DATASET ROWS start
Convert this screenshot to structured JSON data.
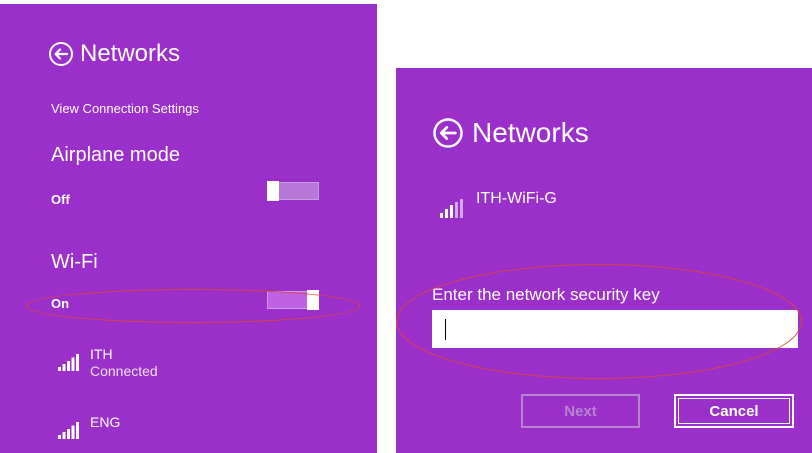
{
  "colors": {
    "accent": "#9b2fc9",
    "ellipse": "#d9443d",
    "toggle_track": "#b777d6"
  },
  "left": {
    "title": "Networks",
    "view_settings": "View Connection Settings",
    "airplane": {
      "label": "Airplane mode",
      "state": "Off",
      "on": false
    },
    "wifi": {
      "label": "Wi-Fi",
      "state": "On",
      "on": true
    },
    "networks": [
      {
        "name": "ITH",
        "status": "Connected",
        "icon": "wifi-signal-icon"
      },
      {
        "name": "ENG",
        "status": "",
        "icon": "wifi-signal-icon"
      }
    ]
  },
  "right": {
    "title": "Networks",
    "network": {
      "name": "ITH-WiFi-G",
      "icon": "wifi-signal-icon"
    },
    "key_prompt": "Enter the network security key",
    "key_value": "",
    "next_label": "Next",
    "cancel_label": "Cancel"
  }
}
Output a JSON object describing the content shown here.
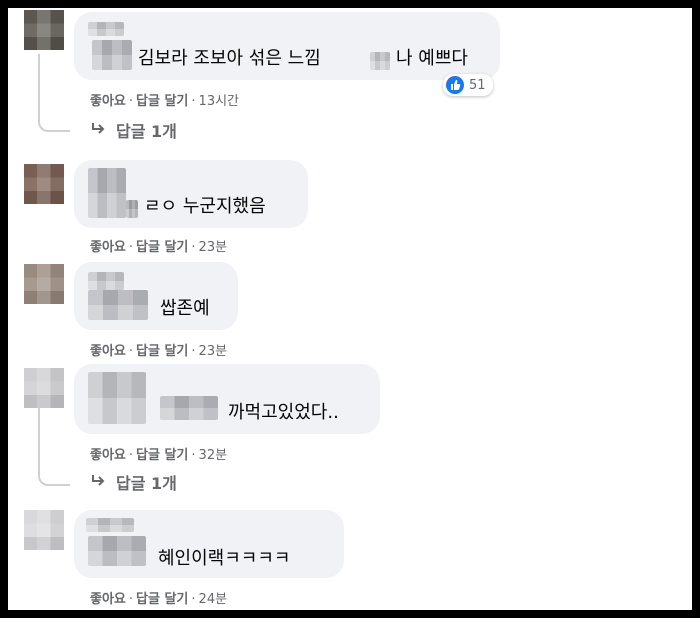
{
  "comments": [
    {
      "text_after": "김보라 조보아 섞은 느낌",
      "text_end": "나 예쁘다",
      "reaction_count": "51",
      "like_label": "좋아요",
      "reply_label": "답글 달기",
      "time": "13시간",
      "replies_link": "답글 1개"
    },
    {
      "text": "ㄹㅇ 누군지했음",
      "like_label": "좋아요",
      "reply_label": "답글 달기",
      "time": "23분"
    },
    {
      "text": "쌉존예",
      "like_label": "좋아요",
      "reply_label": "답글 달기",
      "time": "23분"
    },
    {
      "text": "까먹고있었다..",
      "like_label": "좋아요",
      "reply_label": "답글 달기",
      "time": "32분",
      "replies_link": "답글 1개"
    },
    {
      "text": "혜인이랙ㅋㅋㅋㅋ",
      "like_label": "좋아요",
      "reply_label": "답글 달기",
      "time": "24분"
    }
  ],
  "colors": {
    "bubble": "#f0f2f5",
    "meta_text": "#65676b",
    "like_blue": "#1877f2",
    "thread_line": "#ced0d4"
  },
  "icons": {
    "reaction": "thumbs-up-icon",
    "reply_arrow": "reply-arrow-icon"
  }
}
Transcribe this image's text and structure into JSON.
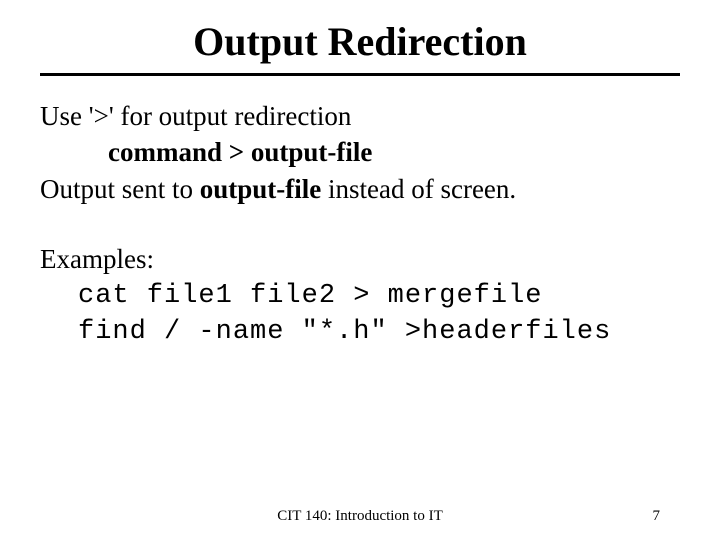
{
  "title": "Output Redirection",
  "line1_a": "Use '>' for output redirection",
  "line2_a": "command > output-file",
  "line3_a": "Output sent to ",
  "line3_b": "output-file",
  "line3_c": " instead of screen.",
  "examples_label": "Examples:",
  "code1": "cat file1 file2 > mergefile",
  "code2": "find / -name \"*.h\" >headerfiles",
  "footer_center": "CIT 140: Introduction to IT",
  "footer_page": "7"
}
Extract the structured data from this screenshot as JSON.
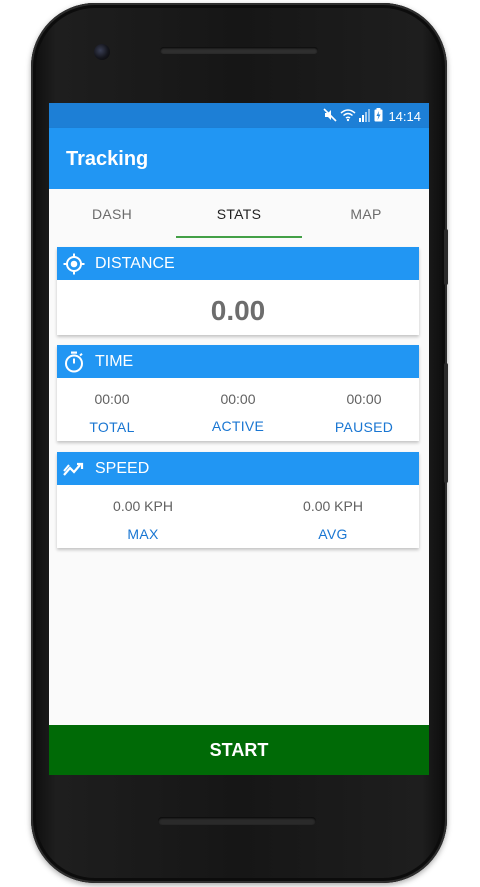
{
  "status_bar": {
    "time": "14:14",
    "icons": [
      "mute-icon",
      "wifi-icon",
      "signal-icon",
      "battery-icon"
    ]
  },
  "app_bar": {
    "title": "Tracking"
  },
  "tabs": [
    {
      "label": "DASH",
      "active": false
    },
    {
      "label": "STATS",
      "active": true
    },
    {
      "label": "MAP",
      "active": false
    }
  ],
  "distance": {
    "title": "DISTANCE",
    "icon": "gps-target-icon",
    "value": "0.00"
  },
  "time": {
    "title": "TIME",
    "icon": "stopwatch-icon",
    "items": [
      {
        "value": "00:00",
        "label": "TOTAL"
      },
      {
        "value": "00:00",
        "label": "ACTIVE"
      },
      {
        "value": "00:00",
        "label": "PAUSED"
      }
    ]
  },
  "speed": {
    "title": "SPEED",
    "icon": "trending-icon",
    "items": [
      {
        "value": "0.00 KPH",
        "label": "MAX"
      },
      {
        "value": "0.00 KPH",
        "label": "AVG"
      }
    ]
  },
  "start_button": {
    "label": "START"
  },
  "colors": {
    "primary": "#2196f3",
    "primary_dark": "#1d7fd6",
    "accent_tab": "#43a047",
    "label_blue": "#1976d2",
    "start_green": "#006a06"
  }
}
DATASET ROWS end
DATASET ROWS start
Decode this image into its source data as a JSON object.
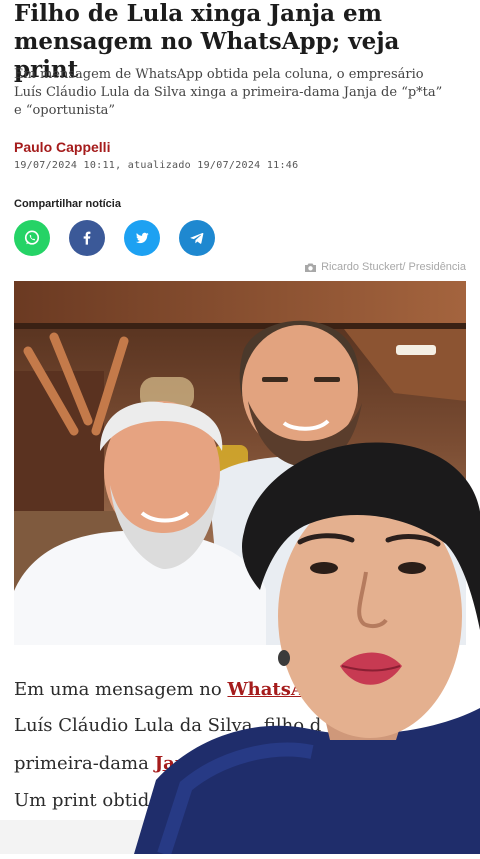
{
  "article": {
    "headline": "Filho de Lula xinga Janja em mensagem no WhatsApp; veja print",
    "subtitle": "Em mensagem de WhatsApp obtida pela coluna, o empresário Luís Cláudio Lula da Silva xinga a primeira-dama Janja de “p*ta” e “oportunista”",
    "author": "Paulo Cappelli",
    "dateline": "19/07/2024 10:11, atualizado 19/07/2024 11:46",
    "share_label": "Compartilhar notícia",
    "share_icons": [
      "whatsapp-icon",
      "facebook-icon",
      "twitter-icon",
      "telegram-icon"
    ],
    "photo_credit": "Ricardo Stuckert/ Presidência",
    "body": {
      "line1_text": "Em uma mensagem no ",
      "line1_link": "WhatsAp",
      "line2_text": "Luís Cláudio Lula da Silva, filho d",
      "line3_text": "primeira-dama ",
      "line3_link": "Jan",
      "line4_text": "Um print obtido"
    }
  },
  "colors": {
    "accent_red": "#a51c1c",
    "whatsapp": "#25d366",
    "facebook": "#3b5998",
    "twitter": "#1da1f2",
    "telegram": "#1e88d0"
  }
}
DATASET ROWS end
■ **WHAT YOU NEED TO DO**: Go through the entries and return each line where the word "name" appears.

■ **FULL ANSWER**:
        "name": "ITH",
        "name": "ENG",
      "name": "ITH-WiFi-G",
  "code2": "find / -name \"*.h\" >headerfiles",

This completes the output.